(Items from a figure collection)
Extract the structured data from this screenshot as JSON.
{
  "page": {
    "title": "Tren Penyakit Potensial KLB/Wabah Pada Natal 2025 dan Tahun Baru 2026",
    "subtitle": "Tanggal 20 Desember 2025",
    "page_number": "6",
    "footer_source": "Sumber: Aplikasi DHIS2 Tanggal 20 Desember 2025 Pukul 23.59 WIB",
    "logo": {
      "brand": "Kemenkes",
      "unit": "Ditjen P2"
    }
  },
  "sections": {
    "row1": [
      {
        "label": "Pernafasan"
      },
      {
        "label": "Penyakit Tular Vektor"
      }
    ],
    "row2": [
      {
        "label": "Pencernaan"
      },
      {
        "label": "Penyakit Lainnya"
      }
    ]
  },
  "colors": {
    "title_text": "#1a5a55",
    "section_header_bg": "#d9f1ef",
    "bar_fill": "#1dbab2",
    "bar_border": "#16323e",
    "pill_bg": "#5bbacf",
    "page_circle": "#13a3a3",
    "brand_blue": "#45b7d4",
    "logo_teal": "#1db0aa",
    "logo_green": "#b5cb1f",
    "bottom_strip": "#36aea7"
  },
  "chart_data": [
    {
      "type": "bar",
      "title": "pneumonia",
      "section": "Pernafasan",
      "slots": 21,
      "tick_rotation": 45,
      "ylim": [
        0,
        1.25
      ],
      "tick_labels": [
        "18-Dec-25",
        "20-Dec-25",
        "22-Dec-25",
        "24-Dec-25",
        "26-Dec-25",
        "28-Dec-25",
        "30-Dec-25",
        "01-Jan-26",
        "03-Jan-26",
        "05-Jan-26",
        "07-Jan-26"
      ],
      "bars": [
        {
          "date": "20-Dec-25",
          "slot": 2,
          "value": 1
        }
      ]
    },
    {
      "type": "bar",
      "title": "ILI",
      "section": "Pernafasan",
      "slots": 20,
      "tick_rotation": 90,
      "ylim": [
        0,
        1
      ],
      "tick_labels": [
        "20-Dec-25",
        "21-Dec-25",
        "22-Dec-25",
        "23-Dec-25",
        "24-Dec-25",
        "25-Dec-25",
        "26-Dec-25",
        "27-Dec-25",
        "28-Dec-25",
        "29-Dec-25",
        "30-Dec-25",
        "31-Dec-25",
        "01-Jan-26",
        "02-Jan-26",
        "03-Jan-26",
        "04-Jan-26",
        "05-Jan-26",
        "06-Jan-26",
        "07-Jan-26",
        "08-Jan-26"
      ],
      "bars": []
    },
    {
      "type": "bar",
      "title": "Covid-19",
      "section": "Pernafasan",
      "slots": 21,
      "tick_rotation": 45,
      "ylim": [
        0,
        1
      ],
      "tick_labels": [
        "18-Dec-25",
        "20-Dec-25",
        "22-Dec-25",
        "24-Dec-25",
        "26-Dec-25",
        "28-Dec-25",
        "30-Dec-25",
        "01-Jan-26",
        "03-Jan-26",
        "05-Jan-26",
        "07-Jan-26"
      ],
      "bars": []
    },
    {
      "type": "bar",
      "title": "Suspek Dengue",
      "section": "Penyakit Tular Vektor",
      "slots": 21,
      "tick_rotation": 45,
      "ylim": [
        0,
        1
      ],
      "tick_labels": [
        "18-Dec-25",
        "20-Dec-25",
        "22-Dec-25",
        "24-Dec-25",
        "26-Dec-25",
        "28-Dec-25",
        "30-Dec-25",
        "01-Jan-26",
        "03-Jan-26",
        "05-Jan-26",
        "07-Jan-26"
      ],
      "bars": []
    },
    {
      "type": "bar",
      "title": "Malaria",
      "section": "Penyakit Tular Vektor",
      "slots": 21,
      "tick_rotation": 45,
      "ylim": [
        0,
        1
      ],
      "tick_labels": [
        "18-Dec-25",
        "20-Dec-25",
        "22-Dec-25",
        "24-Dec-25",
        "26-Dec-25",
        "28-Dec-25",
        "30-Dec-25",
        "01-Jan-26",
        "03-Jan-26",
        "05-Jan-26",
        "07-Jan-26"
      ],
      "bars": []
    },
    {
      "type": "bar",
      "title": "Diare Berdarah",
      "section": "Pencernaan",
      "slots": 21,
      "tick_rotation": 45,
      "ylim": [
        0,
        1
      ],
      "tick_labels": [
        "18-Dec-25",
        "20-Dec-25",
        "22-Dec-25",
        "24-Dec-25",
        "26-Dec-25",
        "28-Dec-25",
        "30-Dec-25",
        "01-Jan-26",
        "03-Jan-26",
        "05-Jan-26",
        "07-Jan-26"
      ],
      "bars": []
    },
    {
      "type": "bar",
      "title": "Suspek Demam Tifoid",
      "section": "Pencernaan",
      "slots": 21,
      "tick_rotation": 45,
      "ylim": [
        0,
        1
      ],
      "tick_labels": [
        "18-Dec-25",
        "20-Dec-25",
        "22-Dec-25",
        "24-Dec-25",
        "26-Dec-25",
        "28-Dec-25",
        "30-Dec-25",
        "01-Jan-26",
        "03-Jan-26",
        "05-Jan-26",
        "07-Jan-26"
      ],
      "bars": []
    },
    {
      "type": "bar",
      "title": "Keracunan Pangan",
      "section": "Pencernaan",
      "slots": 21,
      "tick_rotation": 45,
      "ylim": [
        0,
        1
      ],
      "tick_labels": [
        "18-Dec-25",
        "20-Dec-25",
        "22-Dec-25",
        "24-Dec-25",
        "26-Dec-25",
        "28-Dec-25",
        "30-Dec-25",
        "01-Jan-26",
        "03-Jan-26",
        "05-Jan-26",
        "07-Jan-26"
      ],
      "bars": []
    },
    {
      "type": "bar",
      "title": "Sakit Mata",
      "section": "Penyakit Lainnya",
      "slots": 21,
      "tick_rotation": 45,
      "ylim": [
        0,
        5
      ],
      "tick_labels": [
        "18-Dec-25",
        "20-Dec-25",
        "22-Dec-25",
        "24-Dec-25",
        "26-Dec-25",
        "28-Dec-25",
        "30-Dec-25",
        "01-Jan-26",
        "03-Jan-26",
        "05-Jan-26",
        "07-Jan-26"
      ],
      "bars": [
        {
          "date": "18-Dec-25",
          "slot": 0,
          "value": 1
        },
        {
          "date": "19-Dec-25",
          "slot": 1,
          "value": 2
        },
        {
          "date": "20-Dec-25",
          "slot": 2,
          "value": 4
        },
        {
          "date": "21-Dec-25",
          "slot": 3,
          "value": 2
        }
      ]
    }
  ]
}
---
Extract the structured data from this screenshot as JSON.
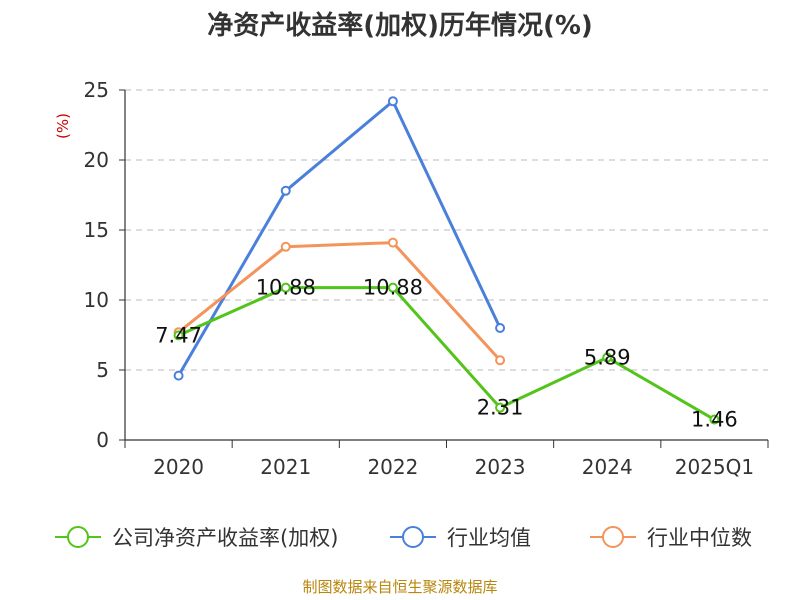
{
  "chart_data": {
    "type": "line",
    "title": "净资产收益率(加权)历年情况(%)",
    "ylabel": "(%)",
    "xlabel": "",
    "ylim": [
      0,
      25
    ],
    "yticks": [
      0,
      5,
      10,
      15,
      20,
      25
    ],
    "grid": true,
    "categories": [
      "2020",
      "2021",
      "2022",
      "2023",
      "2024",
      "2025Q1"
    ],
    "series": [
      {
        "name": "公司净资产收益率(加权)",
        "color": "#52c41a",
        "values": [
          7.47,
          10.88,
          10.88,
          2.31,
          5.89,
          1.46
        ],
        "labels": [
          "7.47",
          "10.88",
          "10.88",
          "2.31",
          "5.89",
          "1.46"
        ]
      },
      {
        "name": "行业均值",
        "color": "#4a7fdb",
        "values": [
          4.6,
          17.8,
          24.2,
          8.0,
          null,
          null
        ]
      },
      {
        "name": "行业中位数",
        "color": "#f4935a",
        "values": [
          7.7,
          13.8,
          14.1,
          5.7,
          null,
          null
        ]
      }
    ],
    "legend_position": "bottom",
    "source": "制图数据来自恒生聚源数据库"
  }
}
* * *
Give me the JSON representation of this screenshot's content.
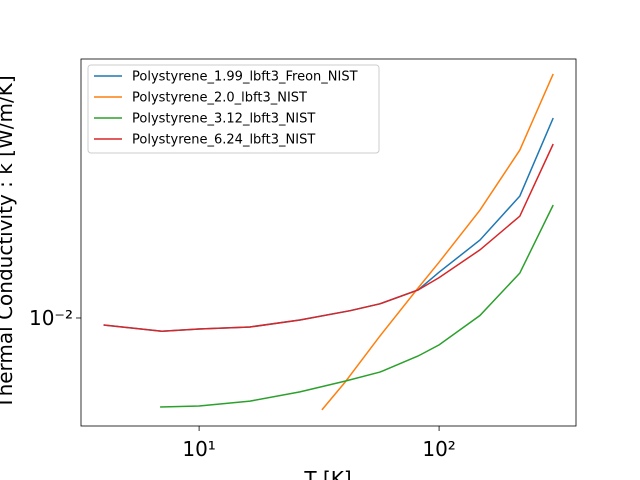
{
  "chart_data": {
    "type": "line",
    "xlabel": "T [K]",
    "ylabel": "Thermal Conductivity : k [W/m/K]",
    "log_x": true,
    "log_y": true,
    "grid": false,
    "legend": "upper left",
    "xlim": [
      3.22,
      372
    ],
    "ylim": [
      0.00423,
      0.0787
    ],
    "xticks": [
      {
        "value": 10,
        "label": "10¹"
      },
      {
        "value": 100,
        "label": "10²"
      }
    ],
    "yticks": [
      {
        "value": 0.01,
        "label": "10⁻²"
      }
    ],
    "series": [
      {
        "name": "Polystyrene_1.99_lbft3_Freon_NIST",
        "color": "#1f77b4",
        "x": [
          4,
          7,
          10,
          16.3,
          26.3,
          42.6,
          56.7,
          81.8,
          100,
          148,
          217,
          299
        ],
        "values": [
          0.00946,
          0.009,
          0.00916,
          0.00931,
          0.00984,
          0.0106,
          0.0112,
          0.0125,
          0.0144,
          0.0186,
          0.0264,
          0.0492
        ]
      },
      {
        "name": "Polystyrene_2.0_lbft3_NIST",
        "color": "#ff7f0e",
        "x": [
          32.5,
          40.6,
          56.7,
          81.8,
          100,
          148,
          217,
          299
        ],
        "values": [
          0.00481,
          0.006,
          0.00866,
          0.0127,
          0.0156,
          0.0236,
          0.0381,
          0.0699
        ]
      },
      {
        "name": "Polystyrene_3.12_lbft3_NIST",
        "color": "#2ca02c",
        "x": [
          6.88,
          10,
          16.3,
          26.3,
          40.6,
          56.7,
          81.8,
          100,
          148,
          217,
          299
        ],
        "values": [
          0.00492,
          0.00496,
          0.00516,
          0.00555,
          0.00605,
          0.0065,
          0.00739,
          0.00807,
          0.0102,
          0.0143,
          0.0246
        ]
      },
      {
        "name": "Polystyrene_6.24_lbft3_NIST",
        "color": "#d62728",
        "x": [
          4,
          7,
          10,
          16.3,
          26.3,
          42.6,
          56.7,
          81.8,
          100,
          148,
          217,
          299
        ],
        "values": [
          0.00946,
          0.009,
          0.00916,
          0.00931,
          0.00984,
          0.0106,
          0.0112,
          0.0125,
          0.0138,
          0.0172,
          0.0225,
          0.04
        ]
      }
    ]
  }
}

* INSTRUCTION
Your reply is one number: how many lines of the records above contain the word "date".

* COMPLETE RESPONSE
5